# Problem statement
Reproduce verbatim every line from the start of the records through the line containing "mouse-pointer-icon (307, 120, 319, 137)", both ends inclusive.

·····

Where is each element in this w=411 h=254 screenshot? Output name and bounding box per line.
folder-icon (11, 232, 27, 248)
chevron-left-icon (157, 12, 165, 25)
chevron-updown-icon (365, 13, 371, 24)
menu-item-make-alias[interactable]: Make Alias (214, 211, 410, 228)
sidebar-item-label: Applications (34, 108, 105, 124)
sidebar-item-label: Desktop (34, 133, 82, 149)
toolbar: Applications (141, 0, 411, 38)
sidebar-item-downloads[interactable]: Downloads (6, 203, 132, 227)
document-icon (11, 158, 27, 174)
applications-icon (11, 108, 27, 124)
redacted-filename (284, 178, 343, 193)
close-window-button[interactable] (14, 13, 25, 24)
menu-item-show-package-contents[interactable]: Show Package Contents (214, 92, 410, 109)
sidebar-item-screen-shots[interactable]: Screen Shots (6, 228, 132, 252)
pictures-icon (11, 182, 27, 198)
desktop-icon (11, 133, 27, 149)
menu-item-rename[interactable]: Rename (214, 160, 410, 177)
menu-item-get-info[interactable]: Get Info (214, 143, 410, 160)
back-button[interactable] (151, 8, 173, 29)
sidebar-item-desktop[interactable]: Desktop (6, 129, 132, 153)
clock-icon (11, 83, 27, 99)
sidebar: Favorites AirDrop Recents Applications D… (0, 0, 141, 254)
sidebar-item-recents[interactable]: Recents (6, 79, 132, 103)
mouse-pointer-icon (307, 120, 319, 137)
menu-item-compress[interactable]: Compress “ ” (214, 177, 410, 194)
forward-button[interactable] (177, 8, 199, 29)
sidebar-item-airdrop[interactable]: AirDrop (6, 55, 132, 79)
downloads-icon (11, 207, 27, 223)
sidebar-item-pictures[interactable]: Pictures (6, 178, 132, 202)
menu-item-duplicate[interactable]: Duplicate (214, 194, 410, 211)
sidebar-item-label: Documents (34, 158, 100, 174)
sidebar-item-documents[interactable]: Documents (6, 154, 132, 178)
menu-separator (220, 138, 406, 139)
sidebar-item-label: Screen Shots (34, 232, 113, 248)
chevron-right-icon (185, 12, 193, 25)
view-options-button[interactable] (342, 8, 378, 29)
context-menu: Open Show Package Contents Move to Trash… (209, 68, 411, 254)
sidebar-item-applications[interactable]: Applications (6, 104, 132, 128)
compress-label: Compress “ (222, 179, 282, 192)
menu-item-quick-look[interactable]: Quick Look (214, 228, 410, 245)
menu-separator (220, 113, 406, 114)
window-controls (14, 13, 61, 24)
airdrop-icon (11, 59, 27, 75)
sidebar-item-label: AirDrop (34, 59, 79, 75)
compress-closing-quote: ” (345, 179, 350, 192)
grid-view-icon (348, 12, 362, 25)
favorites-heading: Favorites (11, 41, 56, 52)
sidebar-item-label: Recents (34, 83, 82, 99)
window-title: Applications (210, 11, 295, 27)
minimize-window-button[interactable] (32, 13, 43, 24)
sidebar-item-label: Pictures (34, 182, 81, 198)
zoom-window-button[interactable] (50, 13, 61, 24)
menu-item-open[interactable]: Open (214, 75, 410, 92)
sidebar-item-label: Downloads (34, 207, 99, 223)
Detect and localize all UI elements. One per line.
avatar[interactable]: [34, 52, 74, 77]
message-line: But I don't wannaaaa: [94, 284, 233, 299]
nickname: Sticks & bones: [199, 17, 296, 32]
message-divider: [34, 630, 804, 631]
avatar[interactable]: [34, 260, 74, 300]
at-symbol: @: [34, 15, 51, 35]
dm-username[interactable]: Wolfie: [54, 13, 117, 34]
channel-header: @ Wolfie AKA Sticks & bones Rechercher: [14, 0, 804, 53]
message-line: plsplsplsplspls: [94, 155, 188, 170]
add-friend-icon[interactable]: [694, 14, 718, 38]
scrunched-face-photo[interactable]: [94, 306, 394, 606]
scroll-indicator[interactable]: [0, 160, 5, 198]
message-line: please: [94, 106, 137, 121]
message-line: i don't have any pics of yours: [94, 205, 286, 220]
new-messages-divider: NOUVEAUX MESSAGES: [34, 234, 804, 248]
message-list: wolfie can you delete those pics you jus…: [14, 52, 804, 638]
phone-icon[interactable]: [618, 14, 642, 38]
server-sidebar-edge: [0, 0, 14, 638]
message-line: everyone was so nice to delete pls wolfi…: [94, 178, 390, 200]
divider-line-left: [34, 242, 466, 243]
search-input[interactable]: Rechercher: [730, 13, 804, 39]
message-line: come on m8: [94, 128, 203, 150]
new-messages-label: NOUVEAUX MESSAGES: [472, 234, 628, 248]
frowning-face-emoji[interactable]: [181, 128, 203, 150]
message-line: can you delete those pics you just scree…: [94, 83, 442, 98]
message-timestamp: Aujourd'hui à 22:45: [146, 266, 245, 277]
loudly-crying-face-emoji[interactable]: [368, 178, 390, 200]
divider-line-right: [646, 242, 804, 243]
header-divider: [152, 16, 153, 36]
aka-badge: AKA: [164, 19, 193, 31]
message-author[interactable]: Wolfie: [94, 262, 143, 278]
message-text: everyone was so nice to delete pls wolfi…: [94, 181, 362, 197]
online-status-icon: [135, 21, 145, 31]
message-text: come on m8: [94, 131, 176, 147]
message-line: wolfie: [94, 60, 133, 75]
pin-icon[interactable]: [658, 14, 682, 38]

·····

# Exercise result
Where is each element in this w=411 h=254 screenshot? Output name and bounding box per line.
folder-icon (11, 232, 27, 248)
chevron-left-icon (157, 12, 165, 25)
chevron-updown-icon (365, 13, 371, 24)
menu-item-make-alias[interactable]: Make Alias (214, 211, 410, 228)
sidebar-item-label: Applications (34, 108, 105, 124)
sidebar-item-label: Desktop (34, 133, 82, 149)
toolbar: Applications (141, 0, 411, 38)
sidebar-item-downloads[interactable]: Downloads (6, 203, 132, 227)
document-icon (11, 158, 27, 174)
applications-icon (11, 108, 27, 124)
redacted-filename (284, 178, 343, 193)
close-window-button[interactable] (14, 13, 25, 24)
menu-item-show-package-contents[interactable]: Show Package Contents (214, 92, 410, 109)
sidebar-item-screen-shots[interactable]: Screen Shots (6, 228, 132, 252)
pictures-icon (11, 182, 27, 198)
desktop-icon (11, 133, 27, 149)
menu-item-rename[interactable]: Rename (214, 160, 410, 177)
menu-item-get-info[interactable]: Get Info (214, 143, 410, 160)
back-button[interactable] (151, 8, 173, 29)
sidebar-item-desktop[interactable]: Desktop (6, 129, 132, 153)
clock-icon (11, 83, 27, 99)
sidebar: Favorites AirDrop Recents Applications D… (0, 0, 141, 254)
sidebar-item-recents[interactable]: Recents (6, 79, 132, 103)
mouse-pointer-icon (307, 120, 319, 137)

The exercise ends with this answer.